Input —

-- start --

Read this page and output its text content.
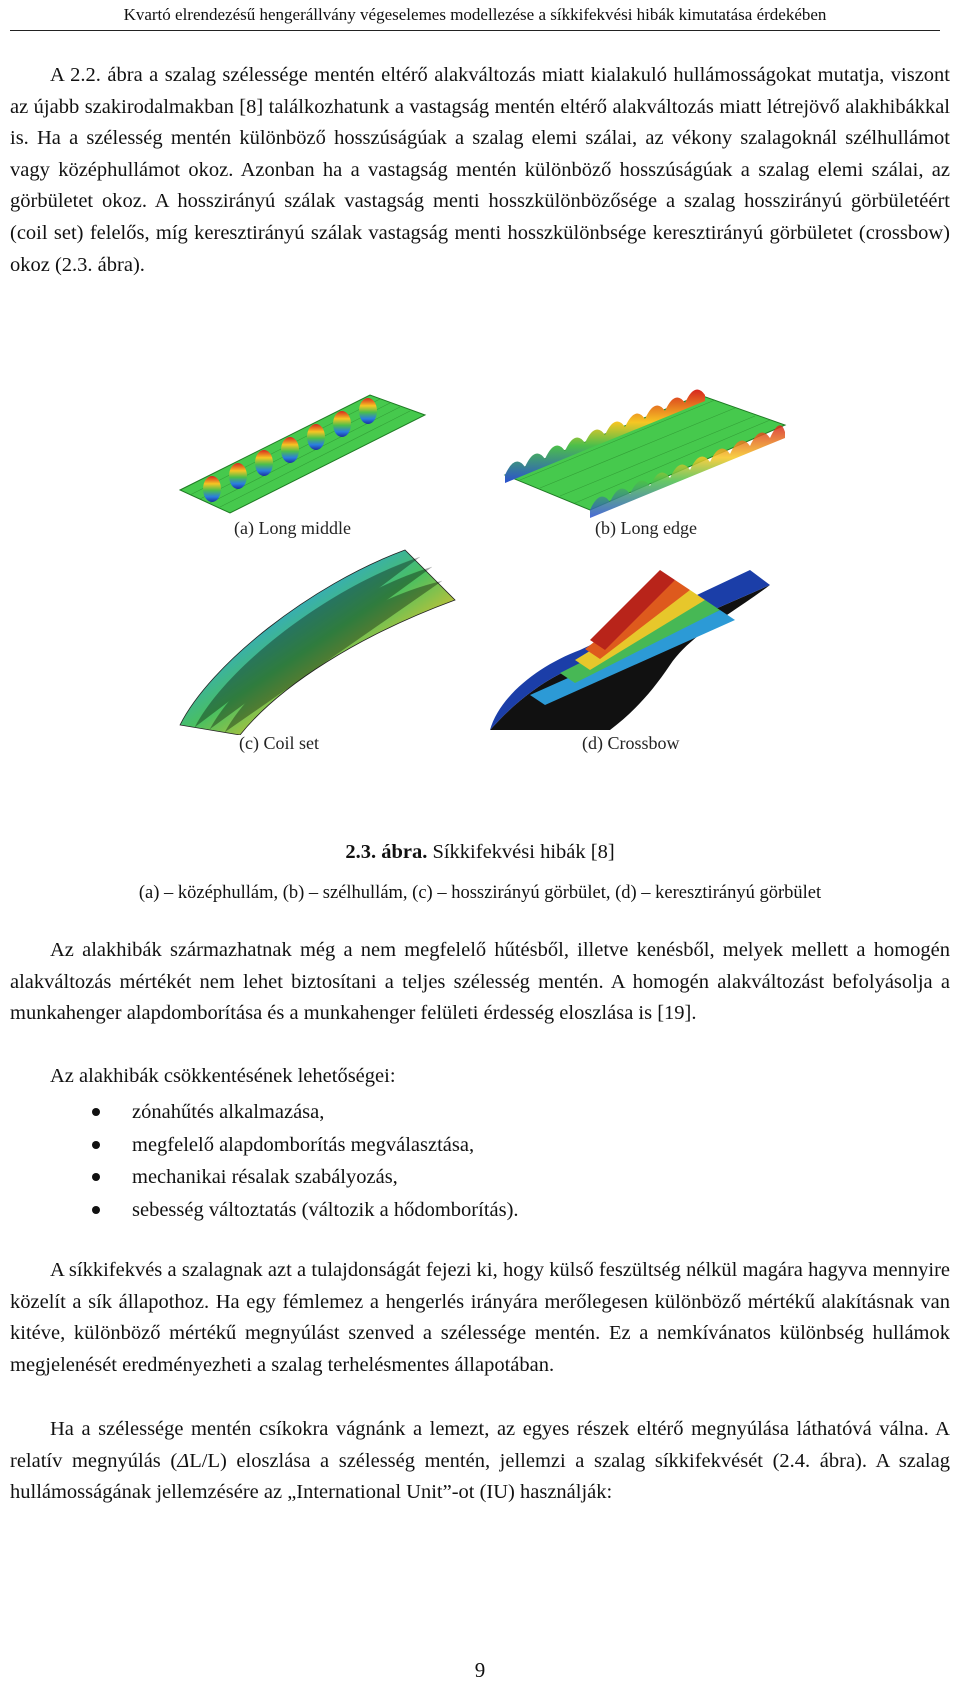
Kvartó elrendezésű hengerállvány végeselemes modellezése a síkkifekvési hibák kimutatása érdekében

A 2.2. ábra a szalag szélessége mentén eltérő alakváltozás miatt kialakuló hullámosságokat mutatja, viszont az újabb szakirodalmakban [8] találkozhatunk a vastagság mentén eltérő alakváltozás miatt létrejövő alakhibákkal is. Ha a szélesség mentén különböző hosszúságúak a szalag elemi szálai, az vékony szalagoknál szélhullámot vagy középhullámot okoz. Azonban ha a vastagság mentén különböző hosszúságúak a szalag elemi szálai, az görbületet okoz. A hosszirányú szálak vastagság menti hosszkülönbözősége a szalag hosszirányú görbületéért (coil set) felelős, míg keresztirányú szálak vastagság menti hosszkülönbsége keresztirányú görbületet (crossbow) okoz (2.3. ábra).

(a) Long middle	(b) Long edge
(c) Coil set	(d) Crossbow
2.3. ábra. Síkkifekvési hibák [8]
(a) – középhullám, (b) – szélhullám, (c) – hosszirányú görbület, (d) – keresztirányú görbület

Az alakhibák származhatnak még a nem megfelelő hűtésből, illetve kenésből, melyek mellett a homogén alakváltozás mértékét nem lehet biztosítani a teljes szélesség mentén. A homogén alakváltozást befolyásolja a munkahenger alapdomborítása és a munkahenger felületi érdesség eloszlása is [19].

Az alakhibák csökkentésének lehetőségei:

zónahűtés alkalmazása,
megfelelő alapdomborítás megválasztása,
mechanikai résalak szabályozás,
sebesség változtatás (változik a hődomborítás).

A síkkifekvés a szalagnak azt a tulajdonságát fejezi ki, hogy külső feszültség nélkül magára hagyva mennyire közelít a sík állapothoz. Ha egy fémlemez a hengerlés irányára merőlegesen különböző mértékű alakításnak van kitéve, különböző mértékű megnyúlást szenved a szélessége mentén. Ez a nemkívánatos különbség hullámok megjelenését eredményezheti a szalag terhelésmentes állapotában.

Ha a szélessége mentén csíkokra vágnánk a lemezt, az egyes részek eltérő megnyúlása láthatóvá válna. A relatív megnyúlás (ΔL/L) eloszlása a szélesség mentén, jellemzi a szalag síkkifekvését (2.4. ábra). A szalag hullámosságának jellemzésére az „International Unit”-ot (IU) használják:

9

-- end --

Request —
Do not include images; quote all of the entries above exactly.

Result for this task —
Read this page and output its text content.
Kvartó elrendezésű hengerállvány végeselemes modellezése a síkkifekvési hibák kimutatása érdekében

A 2.2. ábra a szalag szélessége mentén eltérő alakváltozás miatt kialakuló hullámosságokat mutatja, viszont az újabb szakirodalmakban [8] találkozhatunk a vastagság mentén eltérő alakváltozás miatt létrejövő alakhibákkal is. Ha a szélesség mentén különböző hosszúságúak a szalag elemi szálai, az vékony szalagoknál szélhullámot vagy középhullámot okoz. Azonban ha a vastagság mentén különböző hosszúságúak a szalag elemi szálai, az görbületet okoz. A hosszirányú szálak vastagság menti hosszkülönbözősége a szalag hosszirányú görbületéért (coil set) felelős, míg keresztirányú szálak vastagság menti hosszkülönbsége keresztirányú görbületet (crossbow) okoz (2.3. ábra).

(a) Long middle	(b) Long edge
(c) Coil set	(d) Crossbow
2.3. ábra. Síkkifekvési hibák [8]
(a) – középhullám, (b) – szélhullám, (c) – hosszirányú görbület, (d) – keresztirányú görbület

Az alakhibák származhatnak még a nem megfelelő hűtésből, illetve kenésből, melyek mellett a homogén alakváltozás mértékét nem lehet biztosítani a teljes szélesség mentén. A homogén alakváltozást befolyásolja a munkahenger alapdomborítása és a munkahenger felületi érdesség eloszlása is [19].

Az alakhibák csökkentésének lehetőségei:

zónahűtés alkalmazása,
megfelelő alapdomborítás megválasztása,
mechanikai résalak szabályozás,
sebesség változtatás (változik a hődomborítás).

A síkkifekvés a szalagnak azt a tulajdonságát fejezi ki, hogy külső feszültség nélkül magára hagyva mennyire közelít a sík állapothoz. Ha egy fémlemez a hengerlés irányára merőlegesen különböző mértékű alakításnak van kitéve, különböző mértékű megnyúlást szenved a szélessége mentén. Ez a nemkívánatos különbség hullámok megjelenését eredményezheti a szalag terhelésmentes állapotában.

Ha a szélessége mentén csíkokra vágnánk a lemezt, az egyes részek eltérő megnyúlása láthatóvá válna. A relatív megnyúlás (ΔL/L) eloszlása a szélesség mentén, jellemzi a szalag síkkifekvését (2.4. ábra). A szalag hullámosságának jellemzésére az „International Unit”-ot (IU) használják:

9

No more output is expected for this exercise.